(A block of data)
↓

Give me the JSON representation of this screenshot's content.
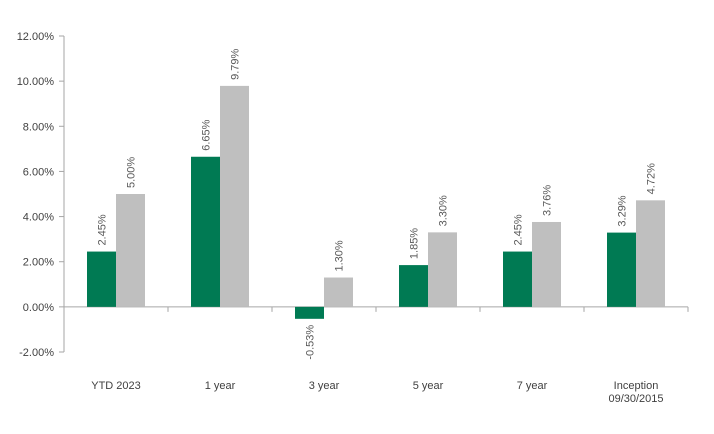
{
  "chart_data": {
    "type": "bar",
    "categories": [
      [
        "YTD 2023"
      ],
      [
        "1 year"
      ],
      [
        "3 year"
      ],
      [
        "5 year"
      ],
      [
        "7 year"
      ],
      [
        "Inception",
        "09/30/2015"
      ]
    ],
    "series": [
      {
        "color": "#007a53",
        "values": [
          2.45,
          6.65,
          -0.53,
          1.85,
          2.45,
          3.29
        ],
        "labels": [
          "2.45%",
          "6.65%",
          "-0.53%",
          "1.85%",
          "2.45%",
          "3.29%"
        ]
      },
      {
        "color": "#bfbfbf",
        "values": [
          5.0,
          9.79,
          1.3,
          3.3,
          3.76,
          4.72
        ],
        "labels": [
          "5.00%",
          "9.79%",
          "1.30%",
          "3.30%",
          "3.76%",
          "4.72%"
        ]
      }
    ],
    "ylim": [
      -2,
      12
    ],
    "yticks": [
      -2,
      0,
      2,
      4,
      6,
      8,
      10,
      12
    ],
    "ytick_labels": [
      "-2.00%",
      "0.00%",
      "2.00%",
      "4.00%",
      "6.00%",
      "8.00%",
      "10.00%",
      "12.00%"
    ],
    "grid": false,
    "legend": "none",
    "title": "",
    "xlabel": "",
    "ylabel": ""
  }
}
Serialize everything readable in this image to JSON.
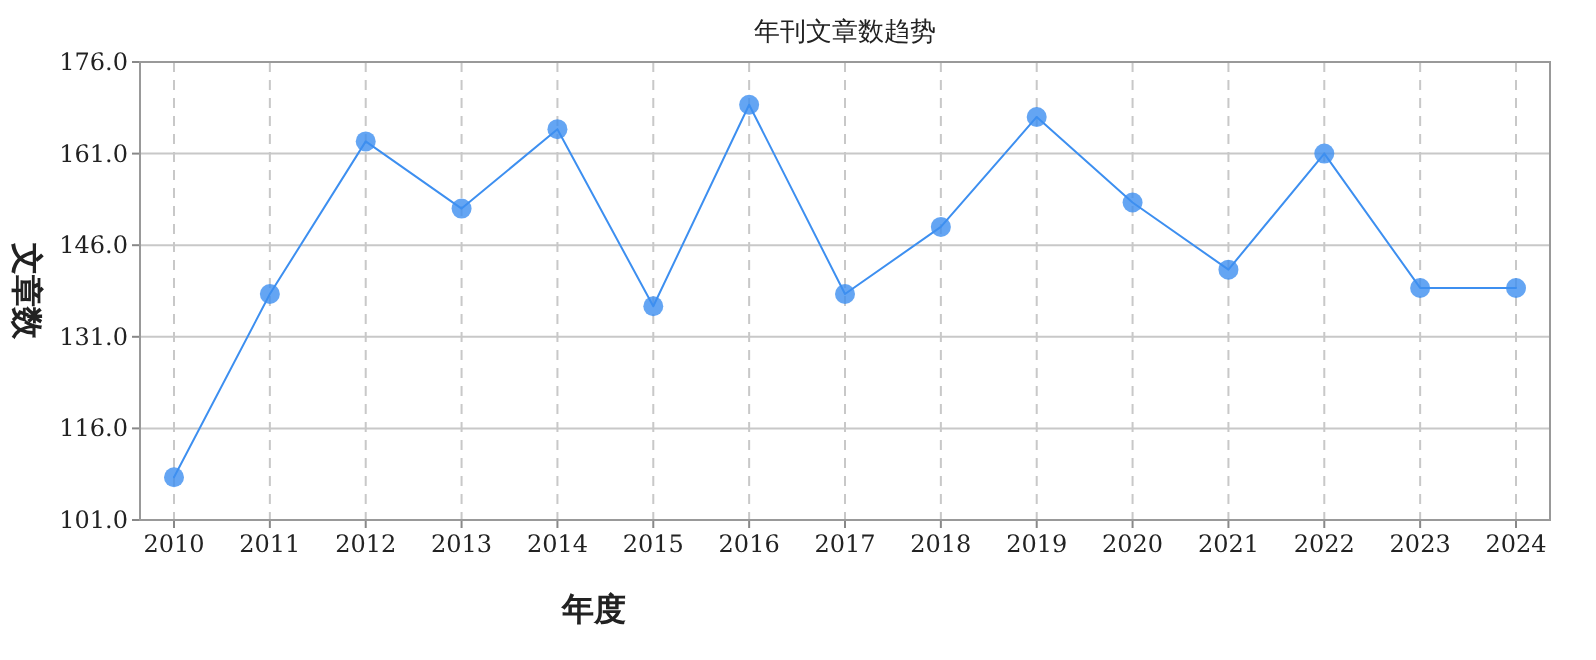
{
  "chart_data": {
    "type": "line",
    "title": "年刊文章数趋势",
    "xlabel": "年度",
    "ylabel": "文章数",
    "categories": [
      "2010",
      "2011",
      "2012",
      "2013",
      "2014",
      "2015",
      "2016",
      "2017",
      "2018",
      "2019",
      "2020",
      "2021",
      "2022",
      "2023",
      "2024"
    ],
    "series": [
      {
        "color": "#3d8ff0",
        "values": [
          108,
          138,
          163,
          152,
          165,
          136,
          169,
          138,
          149,
          167,
          153,
          142,
          161,
          139,
          139
        ]
      }
    ],
    "ylim": [
      101,
      176
    ],
    "yticks": [
      {
        "value": 101,
        "label": "101.0"
      },
      {
        "value": 116,
        "label": "116.0"
      },
      {
        "value": 131,
        "label": "131.0"
      },
      {
        "value": 146,
        "label": "146.0"
      },
      {
        "value": 161,
        "label": "161.0"
      },
      {
        "value": 176,
        "label": "176.0"
      }
    ],
    "grid": true,
    "marker": "circle",
    "line_style": "solid"
  }
}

↑

Job: Give back the whole listing as it stands, minus its pictures.

Right answer:
Give me the JSON representation of this screenshot's content.
{
  "chart_data": {
    "type": "bar",
    "categories": [
      [
        "YTD 2023"
      ],
      [
        "1 year"
      ],
      [
        "3 year"
      ],
      [
        "5 year"
      ],
      [
        "7 year"
      ],
      [
        "Inception",
        "09/30/2015"
      ]
    ],
    "series": [
      {
        "color": "#007a53",
        "values": [
          2.45,
          6.65,
          -0.53,
          1.85,
          2.45,
          3.29
        ],
        "labels": [
          "2.45%",
          "6.65%",
          "-0.53%",
          "1.85%",
          "2.45%",
          "3.29%"
        ]
      },
      {
        "color": "#bfbfbf",
        "values": [
          5.0,
          9.79,
          1.3,
          3.3,
          3.76,
          4.72
        ],
        "labels": [
          "5.00%",
          "9.79%",
          "1.30%",
          "3.30%",
          "3.76%",
          "4.72%"
        ]
      }
    ],
    "ylim": [
      -2,
      12
    ],
    "yticks": [
      -2,
      0,
      2,
      4,
      6,
      8,
      10,
      12
    ],
    "ytick_labels": [
      "-2.00%",
      "0.00%",
      "2.00%",
      "4.00%",
      "6.00%",
      "8.00%",
      "10.00%",
      "12.00%"
    ],
    "grid": false,
    "legend": "none",
    "title": "",
    "xlabel": "",
    "ylabel": ""
  }
}
Serialize everything readable in this image to JSON.
{
  "chart_data": {
    "type": "line",
    "title": "年刊文章数趋势",
    "xlabel": "年度",
    "ylabel": "文章数",
    "categories": [
      "2010",
      "2011",
      "2012",
      "2013",
      "2014",
      "2015",
      "2016",
      "2017",
      "2018",
      "2019",
      "2020",
      "2021",
      "2022",
      "2023",
      "2024"
    ],
    "series": [
      {
        "color": "#3d8ff0",
        "values": [
          108,
          138,
          163,
          152,
          165,
          136,
          169,
          138,
          149,
          167,
          153,
          142,
          161,
          139,
          139
        ]
      }
    ],
    "ylim": [
      101,
      176
    ],
    "yticks": [
      {
        "value": 101,
        "label": "101.0"
      },
      {
        "value": 116,
        "label": "116.0"
      },
      {
        "value": 131,
        "label": "131.0"
      },
      {
        "value": 146,
        "label": "146.0"
      },
      {
        "value": 161,
        "label": "161.0"
      },
      {
        "value": 176,
        "label": "176.0"
      }
    ],
    "grid": true,
    "marker": "circle",
    "line_style": "solid"
  }
}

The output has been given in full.